Copy each record exactly as it reads, leaving out any pictures it holds.

Data lines:
========
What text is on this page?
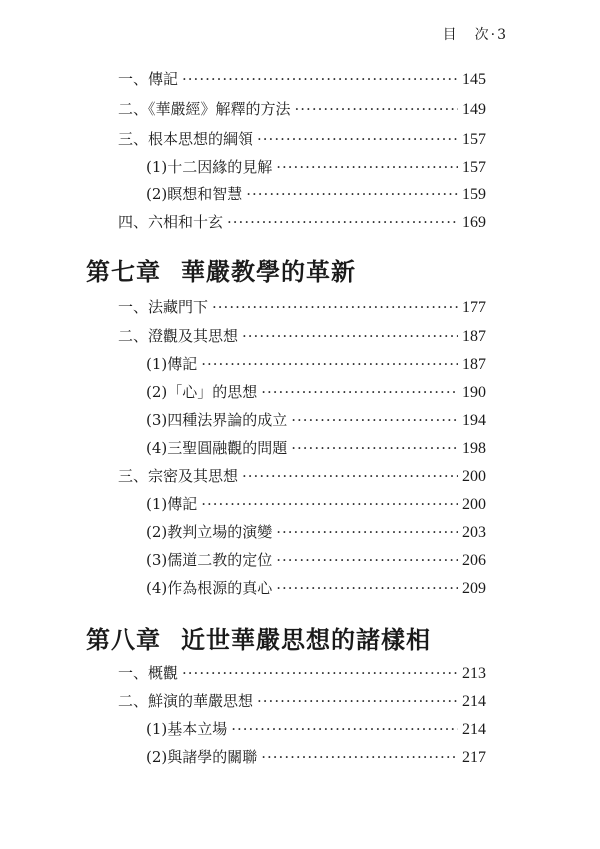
目　次·3
一、傳記 ·····	145
二、《華嚴經》解釋的方法 ·····	149
三、根本思想的綱領 ·····	157
(1)十二因緣的見解 ·····	157
(2)瞑想和智慧 ·····	159
四、六相和十玄 ·····	169
第七章 華嚴教學的革新
一、法藏門下 ·····	177
二、澄觀及其思想 ·····	187
(1)傳記 ·····	187
(2)「心」的思想 ·····	190
(3)四種法界論的成立 ·····	194
(4)三聖圓融觀的問題 ·····	198
三、宗密及其思想 ·····	200
(1)傳記 ·····	200
(2)教判立場的演變 ·····	203
(3)儒道二教的定位 ·····	206
(4)作為根源的真心 ·····	209
第八章 近世華嚴思想的諸樣相
一、概觀 ·····	213
二、鮮演的華嚴思想 ·····	214
(1)基本立場 ·····	214
(2)與諸學的關聯 ·····	217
========
Output for this task:
What text is on this page?
目　次·3
一、傳記 ·····	145
二、《華嚴經》解釋的方法 ·····	149
三、根本思想的綱領 ·····	157
(1)十二因緣的見解 ·····	157
(2)瞑想和智慧 ·····	159
四、六相和十玄 ·····	169
第七章 華嚴教學的革新
一、法藏門下 ·····	177
二、澄觀及其思想 ·····	187
(1)傳記 ·····	187
(2)「心」的思想 ·····	190
(3)四種法界論的成立 ·····	194
(4)三聖圓融觀的問題 ·····	198
三、宗密及其思想 ·····	200
(1)傳記 ·····	200
(2)教判立場的演變 ·····	203
(3)儒道二教的定位 ·····	206
(4)作為根源的真心 ·····	209
第八章 近世華嚴思想的諸樣相
一、概觀 ·····	213
二、鮮演的華嚴思想 ·····	214
(1)基本立場 ·····	214
(2)與諸學的關聯 ·····	217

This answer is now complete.